Raw records:
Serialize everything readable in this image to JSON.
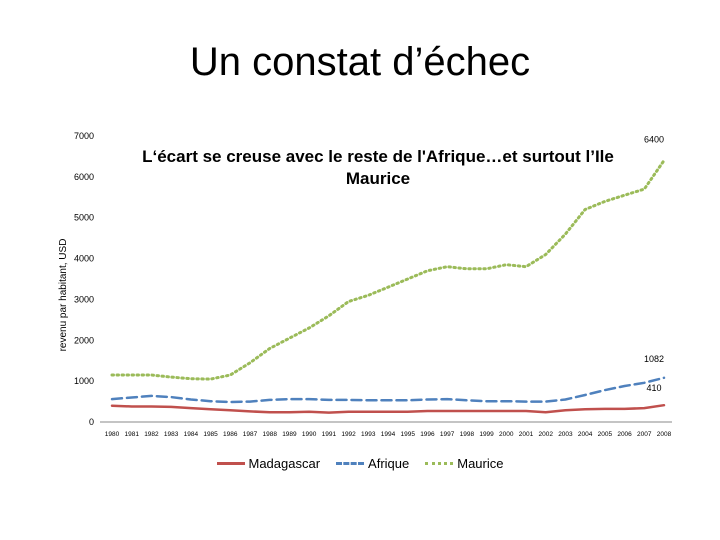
{
  "slide": {
    "title": "Un constat d’échec"
  },
  "chart_data": {
    "type": "line",
    "title": "L‘écart se creuse avec le reste de l'Afrique…et surtout l’Ile Maurice",
    "xlabel": "",
    "ylabel": "revenu par habitant, USD",
    "ylim": [
      0,
      7000
    ],
    "yticks": [
      0,
      1000,
      2000,
      3000,
      4000,
      5000,
      6000,
      7000
    ],
    "x": [
      1980,
      1981,
      1982,
      1983,
      1984,
      1985,
      1986,
      1987,
      1988,
      1989,
      1990,
      1991,
      1992,
      1993,
      1994,
      1995,
      1996,
      1997,
      1998,
      1999,
      2000,
      2001,
      2002,
      2003,
      2004,
      2005,
      2006,
      2007,
      2008
    ],
    "grid": false,
    "legend_position": "bottom",
    "series": [
      {
        "name": "Madagascar",
        "color": "#c0504d",
        "dash": "solid",
        "values": [
          400,
          380,
          380,
          370,
          340,
          310,
          290,
          260,
          240,
          240,
          250,
          230,
          250,
          250,
          250,
          250,
          270,
          270,
          270,
          270,
          270,
          270,
          240,
          290,
          310,
          320,
          320,
          340,
          410
        ]
      },
      {
        "name": "Afrique",
        "color": "#4f81bd",
        "dash": "dashed",
        "values": [
          560,
          600,
          640,
          610,
          550,
          510,
          490,
          500,
          540,
          560,
          560,
          540,
          540,
          530,
          530,
          530,
          550,
          560,
          530,
          510,
          510,
          500,
          500,
          550,
          660,
          780,
          880,
          960,
          1082
        ]
      },
      {
        "name": "Maurice",
        "color": "#9bbb59",
        "dash": "dotted",
        "values": [
          1150,
          1150,
          1150,
          1100,
          1060,
          1050,
          1150,
          1450,
          1800,
          2050,
          2300,
          2600,
          2950,
          3100,
          3300,
          3500,
          3700,
          3800,
          3750,
          3750,
          3850,
          3800,
          4100,
          4600,
          5200,
          5400,
          5550,
          5700,
          6400
        ]
      }
    ],
    "annotations": [
      {
        "text": "6400",
        "series": "Maurice"
      },
      {
        "text": "1082",
        "series": "Afrique"
      },
      {
        "text": "410",
        "series": "Madagascar"
      }
    ]
  }
}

Given request: State the number of lines in the data that include the string "Afrique", and add nothing else.

Output: 3